# START OF Material for this exercise

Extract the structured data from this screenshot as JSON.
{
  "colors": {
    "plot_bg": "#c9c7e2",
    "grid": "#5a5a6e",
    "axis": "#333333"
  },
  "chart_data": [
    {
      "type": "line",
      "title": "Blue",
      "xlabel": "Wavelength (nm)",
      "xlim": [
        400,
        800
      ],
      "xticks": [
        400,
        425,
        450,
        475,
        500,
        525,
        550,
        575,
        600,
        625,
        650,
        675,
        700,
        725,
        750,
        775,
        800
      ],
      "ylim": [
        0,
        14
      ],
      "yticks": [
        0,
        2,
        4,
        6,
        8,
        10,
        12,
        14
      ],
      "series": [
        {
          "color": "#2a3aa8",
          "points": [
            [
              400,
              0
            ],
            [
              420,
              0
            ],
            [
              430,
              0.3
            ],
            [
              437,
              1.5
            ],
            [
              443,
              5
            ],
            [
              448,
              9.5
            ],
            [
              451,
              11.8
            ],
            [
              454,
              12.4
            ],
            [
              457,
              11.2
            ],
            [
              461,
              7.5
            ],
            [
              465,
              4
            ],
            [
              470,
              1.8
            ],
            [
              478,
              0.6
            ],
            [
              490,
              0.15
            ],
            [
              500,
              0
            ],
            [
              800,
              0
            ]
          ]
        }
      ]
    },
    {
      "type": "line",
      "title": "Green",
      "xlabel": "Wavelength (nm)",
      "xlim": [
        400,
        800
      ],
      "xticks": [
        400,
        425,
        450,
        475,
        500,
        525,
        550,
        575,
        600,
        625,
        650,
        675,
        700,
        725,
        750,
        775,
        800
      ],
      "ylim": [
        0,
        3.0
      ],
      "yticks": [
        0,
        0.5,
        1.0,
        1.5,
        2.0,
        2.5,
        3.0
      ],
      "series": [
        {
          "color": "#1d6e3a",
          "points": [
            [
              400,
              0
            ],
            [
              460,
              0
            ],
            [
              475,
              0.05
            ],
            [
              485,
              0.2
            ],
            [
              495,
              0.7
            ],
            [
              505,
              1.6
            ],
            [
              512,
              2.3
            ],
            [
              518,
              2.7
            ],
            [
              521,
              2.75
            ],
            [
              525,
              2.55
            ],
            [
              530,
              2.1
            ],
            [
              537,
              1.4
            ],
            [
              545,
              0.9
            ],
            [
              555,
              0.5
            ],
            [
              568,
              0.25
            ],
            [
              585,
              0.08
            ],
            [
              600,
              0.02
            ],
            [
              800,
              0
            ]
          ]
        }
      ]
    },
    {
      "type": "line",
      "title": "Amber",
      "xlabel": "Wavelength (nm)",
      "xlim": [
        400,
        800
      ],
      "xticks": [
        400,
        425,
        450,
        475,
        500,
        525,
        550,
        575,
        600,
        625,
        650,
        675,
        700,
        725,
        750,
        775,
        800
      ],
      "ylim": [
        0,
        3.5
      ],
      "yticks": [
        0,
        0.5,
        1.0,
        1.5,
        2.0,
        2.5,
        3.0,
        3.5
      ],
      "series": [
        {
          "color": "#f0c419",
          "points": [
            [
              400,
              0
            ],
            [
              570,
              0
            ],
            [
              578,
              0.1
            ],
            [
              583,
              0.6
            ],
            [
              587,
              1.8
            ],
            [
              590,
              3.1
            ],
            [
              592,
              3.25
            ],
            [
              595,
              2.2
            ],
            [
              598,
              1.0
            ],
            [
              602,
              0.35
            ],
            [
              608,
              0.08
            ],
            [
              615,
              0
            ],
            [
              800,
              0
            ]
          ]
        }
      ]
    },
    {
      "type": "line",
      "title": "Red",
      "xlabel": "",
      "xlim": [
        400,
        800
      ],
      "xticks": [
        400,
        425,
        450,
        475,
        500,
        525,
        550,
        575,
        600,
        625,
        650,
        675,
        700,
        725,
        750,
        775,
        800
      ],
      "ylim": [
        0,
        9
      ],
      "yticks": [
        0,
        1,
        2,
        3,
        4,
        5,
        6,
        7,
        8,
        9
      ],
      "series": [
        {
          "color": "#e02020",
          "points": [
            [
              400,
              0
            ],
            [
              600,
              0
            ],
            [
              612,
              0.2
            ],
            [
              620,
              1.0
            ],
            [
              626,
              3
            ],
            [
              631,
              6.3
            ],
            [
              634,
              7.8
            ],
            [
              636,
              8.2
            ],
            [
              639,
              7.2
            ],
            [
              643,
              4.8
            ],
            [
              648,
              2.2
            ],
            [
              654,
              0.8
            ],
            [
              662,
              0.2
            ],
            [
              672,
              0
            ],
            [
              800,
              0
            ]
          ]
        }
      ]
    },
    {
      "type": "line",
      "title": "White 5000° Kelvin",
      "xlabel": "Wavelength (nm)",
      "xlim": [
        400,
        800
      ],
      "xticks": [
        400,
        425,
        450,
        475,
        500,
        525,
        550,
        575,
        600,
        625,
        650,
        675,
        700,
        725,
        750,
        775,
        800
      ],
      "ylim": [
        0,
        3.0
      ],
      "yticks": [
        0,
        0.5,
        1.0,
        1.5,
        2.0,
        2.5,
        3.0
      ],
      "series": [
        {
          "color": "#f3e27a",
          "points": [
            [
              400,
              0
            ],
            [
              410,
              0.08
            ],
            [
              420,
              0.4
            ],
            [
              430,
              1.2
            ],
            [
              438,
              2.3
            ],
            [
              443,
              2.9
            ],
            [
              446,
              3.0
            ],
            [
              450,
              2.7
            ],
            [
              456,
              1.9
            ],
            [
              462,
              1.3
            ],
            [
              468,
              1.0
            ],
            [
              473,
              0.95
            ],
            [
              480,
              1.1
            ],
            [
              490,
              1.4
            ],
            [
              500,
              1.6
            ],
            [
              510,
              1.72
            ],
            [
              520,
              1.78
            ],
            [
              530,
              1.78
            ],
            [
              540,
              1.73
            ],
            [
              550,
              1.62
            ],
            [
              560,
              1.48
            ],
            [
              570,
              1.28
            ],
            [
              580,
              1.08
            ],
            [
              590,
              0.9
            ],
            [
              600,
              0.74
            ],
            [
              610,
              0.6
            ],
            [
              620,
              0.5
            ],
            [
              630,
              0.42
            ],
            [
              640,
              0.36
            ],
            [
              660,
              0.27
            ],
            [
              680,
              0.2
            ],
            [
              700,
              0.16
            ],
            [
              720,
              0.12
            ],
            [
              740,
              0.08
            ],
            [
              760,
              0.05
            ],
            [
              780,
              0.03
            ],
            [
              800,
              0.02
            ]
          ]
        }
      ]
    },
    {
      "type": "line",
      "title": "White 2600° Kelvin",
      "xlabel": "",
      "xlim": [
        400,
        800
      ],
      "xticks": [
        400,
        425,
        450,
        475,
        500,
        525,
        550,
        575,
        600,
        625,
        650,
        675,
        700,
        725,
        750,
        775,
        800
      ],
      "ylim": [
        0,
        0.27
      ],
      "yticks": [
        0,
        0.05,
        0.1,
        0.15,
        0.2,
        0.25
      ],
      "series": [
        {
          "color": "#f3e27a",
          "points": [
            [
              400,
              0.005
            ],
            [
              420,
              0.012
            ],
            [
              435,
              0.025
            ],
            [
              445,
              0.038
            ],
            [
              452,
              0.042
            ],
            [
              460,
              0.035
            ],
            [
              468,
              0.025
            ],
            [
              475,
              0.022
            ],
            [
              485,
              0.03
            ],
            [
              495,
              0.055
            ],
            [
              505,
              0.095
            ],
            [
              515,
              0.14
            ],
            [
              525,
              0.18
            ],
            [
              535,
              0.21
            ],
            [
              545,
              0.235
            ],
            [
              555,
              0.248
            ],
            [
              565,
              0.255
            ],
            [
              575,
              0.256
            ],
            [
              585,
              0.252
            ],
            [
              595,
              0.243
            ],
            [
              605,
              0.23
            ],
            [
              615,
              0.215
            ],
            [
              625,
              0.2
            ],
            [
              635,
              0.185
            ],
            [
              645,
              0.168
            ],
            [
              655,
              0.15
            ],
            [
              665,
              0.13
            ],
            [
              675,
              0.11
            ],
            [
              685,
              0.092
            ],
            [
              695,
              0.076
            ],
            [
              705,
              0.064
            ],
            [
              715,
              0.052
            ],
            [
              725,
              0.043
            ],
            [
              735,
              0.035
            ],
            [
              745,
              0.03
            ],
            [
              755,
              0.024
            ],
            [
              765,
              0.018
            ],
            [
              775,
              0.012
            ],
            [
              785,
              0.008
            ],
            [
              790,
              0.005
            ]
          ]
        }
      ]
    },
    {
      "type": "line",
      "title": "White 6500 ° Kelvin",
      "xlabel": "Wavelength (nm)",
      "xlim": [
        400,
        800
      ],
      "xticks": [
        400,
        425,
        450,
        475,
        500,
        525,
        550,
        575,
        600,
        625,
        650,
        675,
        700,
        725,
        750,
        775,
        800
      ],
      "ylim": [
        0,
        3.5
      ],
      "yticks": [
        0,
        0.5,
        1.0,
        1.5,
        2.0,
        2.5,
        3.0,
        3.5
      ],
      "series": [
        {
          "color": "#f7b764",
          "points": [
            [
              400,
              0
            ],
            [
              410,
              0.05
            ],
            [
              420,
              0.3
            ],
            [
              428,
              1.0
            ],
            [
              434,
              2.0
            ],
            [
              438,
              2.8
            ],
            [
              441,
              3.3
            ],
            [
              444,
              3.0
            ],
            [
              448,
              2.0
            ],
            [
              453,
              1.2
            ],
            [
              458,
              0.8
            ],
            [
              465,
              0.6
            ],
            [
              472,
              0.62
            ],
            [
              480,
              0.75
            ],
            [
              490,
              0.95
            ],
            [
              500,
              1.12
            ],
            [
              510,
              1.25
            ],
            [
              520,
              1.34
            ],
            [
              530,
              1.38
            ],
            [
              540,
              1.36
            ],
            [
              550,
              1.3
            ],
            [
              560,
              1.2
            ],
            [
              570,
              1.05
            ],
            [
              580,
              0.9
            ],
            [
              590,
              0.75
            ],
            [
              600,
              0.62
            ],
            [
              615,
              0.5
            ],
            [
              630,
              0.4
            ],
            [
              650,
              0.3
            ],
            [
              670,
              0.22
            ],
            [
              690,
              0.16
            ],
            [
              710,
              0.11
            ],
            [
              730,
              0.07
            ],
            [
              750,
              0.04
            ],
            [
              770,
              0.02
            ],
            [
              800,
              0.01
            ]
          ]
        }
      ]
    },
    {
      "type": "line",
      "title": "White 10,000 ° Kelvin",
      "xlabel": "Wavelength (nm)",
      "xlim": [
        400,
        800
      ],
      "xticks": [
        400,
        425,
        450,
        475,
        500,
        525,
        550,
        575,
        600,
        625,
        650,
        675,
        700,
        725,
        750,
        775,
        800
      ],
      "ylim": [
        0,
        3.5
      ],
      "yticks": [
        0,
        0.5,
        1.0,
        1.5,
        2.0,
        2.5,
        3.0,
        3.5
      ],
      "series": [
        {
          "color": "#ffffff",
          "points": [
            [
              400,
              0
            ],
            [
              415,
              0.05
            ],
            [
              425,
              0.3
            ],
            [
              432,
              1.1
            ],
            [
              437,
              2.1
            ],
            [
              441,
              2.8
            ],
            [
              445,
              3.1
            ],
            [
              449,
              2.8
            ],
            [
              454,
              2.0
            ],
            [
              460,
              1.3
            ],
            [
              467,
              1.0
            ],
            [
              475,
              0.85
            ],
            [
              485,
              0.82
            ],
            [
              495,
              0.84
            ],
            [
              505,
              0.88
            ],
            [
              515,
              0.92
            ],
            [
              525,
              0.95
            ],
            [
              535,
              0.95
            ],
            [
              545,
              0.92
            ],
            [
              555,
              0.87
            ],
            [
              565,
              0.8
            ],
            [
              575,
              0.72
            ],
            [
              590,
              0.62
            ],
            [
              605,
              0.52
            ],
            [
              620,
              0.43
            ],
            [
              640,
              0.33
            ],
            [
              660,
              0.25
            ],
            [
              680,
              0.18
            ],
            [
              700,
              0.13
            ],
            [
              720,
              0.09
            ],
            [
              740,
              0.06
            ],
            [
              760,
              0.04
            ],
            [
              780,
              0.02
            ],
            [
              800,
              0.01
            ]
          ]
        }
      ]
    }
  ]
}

# END OF Material for this exercise

• _Problem details_
Pull out every line of the records that includes the string "Kelvin".

• _Exercise output_
      "title": "White 5000° Kelvin",
      "title": "White 2600° Kelvin",
      "title": "White 6500 ° Kelvin",
      "title": "White 10,000 ° Kelvin",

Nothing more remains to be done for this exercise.